--- Start GIVEN DATA ---

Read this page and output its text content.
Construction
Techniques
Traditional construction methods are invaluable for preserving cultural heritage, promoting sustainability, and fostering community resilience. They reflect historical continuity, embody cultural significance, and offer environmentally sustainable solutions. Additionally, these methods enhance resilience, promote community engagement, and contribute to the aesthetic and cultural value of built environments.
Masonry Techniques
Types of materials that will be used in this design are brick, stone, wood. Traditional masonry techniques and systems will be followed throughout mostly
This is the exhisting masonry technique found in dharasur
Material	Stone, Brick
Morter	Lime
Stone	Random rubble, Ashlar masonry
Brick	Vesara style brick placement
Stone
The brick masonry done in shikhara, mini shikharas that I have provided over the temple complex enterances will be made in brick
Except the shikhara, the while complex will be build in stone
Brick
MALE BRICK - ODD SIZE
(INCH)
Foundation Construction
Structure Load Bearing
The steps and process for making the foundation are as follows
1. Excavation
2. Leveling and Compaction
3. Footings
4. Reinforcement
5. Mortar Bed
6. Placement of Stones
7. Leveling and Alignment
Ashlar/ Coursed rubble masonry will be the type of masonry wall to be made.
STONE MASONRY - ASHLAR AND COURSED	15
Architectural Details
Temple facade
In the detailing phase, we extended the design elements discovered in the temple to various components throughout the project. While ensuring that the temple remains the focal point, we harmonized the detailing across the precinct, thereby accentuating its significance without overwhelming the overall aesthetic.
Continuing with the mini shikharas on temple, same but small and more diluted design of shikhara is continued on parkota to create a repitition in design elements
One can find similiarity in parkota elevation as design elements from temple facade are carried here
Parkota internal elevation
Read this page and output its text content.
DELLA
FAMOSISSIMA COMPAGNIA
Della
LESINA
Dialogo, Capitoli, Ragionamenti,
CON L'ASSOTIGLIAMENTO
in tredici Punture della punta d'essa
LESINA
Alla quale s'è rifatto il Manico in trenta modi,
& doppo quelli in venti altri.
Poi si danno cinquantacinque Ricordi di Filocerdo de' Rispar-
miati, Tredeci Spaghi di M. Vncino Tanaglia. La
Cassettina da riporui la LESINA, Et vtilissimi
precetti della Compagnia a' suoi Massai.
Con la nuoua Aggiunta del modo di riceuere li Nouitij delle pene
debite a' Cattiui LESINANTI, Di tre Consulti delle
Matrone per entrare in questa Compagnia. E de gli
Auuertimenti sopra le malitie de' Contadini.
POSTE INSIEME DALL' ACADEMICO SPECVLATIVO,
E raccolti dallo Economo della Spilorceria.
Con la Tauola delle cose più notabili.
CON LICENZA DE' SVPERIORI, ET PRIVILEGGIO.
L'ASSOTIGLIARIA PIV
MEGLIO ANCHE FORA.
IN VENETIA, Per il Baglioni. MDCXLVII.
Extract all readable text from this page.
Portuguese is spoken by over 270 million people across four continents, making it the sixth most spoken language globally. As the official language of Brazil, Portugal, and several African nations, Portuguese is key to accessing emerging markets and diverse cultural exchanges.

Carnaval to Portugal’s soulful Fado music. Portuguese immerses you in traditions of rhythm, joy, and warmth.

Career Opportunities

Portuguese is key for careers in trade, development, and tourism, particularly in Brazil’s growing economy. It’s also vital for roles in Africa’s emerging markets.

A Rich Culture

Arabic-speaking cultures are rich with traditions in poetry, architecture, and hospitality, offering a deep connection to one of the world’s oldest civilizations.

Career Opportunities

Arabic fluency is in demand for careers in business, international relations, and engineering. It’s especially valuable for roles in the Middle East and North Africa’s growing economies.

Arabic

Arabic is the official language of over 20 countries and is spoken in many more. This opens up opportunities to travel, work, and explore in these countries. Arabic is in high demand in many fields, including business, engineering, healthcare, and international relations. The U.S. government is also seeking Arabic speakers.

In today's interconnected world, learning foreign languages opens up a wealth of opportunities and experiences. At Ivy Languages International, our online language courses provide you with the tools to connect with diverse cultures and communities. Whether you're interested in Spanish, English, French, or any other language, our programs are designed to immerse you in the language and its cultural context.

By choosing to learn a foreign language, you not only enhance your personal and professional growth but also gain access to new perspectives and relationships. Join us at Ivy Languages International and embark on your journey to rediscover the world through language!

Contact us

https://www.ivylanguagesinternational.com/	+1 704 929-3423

--- End GIVEN DATA ---

- [EXERCISE]: Pick out the lines that have the word "official". Copy them all.

- [OUTPUT]:
Portuguese is spoken by over 270 million people across four continents, making it the sixth most spoken language globally. As the official language of Brazil, Portugal, and several African nations, Portuguese is key to accessing emerging markets and diverse cultural exchanges.
Arabic is the official language of over 20 countries and is spoken in many more. This opens up opportunities to travel, work, and explore in these countries. Arabic is in high demand in many fields, including business, engineering, healthcare, and international relations. The U.S. government is also seeking Arabic speakers.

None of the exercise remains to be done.